Stored rows:
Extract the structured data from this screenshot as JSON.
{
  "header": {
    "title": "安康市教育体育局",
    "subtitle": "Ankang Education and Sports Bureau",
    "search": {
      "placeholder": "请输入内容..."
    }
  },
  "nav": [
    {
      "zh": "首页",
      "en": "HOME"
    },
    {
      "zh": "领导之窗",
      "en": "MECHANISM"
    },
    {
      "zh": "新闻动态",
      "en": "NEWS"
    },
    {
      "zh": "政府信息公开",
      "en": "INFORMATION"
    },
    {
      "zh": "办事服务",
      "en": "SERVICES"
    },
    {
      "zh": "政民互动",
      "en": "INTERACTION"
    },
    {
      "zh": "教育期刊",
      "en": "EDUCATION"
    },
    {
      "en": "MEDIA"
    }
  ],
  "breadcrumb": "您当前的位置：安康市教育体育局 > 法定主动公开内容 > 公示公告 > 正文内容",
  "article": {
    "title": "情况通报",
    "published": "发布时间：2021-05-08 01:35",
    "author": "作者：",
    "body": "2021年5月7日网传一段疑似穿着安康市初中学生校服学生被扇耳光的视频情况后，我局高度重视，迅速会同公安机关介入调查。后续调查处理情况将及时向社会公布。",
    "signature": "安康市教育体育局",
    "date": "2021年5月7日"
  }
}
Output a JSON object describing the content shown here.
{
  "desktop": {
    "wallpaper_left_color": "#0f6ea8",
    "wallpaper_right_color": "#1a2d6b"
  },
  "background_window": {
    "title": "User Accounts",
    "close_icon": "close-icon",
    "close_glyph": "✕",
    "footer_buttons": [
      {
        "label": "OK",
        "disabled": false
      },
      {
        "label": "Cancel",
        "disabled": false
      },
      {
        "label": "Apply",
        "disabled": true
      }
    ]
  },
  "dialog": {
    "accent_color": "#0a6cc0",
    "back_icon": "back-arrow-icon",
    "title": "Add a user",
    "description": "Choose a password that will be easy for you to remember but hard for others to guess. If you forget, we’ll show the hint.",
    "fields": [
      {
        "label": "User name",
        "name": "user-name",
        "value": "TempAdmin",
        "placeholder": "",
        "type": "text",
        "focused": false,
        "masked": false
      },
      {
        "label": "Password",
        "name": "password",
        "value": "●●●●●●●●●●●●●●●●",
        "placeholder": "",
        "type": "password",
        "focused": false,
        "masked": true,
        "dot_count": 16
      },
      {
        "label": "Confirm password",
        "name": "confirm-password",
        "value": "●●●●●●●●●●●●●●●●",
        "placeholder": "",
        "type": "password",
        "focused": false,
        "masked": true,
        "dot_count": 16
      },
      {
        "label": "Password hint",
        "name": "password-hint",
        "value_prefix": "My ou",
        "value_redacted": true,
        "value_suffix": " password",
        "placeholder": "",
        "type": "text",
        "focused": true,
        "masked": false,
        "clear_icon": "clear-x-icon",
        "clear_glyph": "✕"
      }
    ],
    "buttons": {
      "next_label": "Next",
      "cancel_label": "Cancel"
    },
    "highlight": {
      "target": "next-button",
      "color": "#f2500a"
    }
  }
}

Aim:
Return every record above exactly as it appears.

Task result:
Extract the structured data from this screenshot as JSON.
{
  "header": {
    "title": "安康市教育体育局",
    "subtitle": "Ankang Education and Sports Bureau",
    "search": {
      "placeholder": "请输入内容..."
    }
  },
  "nav": [
    {
      "zh": "首页",
      "en": "HOME"
    },
    {
      "zh": "领导之窗",
      "en": "MECHANISM"
    },
    {
      "zh": "新闻动态",
      "en": "NEWS"
    },
    {
      "zh": "政府信息公开",
      "en": "INFORMATION"
    },
    {
      "zh": "办事服务",
      "en": "SERVICES"
    },
    {
      "zh": "政民互动",
      "en": "INTERACTION"
    },
    {
      "zh": "教育期刊",
      "en": "EDUCATION"
    },
    {
      "en": "MEDIA"
    }
  ],
  "breadcrumb": "您当前的位置：安康市教育体育局 > 法定主动公开内容 > 公示公告 > 正文内容",
  "article": {
    "title": "情况通报",
    "published": "发布时间：2021-05-08 01:35",
    "author": "作者：",
    "body": "2021年5月7日网传一段疑似穿着安康市初中学生校服学生被扇耳光的视频情况后，我局高度重视，迅速会同公安机关介入调查。后续调查处理情况将及时向社会公布。",
    "signature": "安康市教育体育局",
    "date": "2021年5月7日"
  }
}
Output a JSON object describing the content shown here.
{
  "desktop": {
    "wallpaper_left_color": "#0f6ea8",
    "wallpaper_right_color": "#1a2d6b"
  },
  "background_window": {
    "title": "User Accounts",
    "close_icon": "close-icon",
    "close_glyph": "✕",
    "footer_buttons": [
      {
        "label": "OK",
        "disabled": false
      },
      {
        "label": "Cancel",
        "disabled": false
      },
      {
        "label": "Apply",
        "disabled": true
      }
    ]
  },
  "dialog": {
    "accent_color": "#0a6cc0",
    "back_icon": "back-arrow-icon",
    "title": "Add a user",
    "description": "Choose a password that will be easy for you to remember but hard for others to guess. If you forget, we’ll show the hint.",
    "fields": [
      {
        "label": "User name",
        "name": "user-name",
        "value": "TempAdmin",
        "placeholder": "",
        "type": "text",
        "focused": false,
        "masked": false
      },
      {
        "label": "Password",
        "name": "password",
        "value": "●●●●●●●●●●●●●●●●",
        "placeholder": "",
        "type": "password",
        "focused": false,
        "masked": true,
        "dot_count": 16
      },
      {
        "label": "Confirm password",
        "name": "confirm-password",
        "value": "●●●●●●●●●●●●●●●●",
        "placeholder": "",
        "type": "password",
        "focused": false,
        "masked": true,
        "dot_count": 16
      },
      {
        "label": "Password hint",
        "name": "password-hint",
        "value_prefix": "My ou",
        "value_redacted": true,
        "value_suffix": " password",
        "placeholder": "",
        "type": "text",
        "focused": true,
        "masked": false,
        "clear_icon": "clear-x-icon",
        "clear_glyph": "✕"
      }
    ],
    "buttons": {
      "next_label": "Next",
      "cancel_label": "Cancel"
    },
    "highlight": {
      "target": "next-button",
      "color": "#f2500a"
    }
  }
}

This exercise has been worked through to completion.